== Exercise materials ==

┄┄┄┄┄┄

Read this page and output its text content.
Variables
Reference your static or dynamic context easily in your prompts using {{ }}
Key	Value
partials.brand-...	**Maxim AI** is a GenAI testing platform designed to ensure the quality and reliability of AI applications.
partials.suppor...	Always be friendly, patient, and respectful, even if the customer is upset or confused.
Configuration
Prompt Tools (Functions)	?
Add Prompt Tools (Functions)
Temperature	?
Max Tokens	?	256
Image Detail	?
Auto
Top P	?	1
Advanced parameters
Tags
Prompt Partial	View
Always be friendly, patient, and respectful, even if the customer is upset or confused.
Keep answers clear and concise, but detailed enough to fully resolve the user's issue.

┄┄┄┄┄┄

== Work to be completed ==
Search the lines above for the string "Tools" and copy each line that has it.

== Expected output ==
Prompt Tools (Functions)	?
Add Prompt Tools (Functions)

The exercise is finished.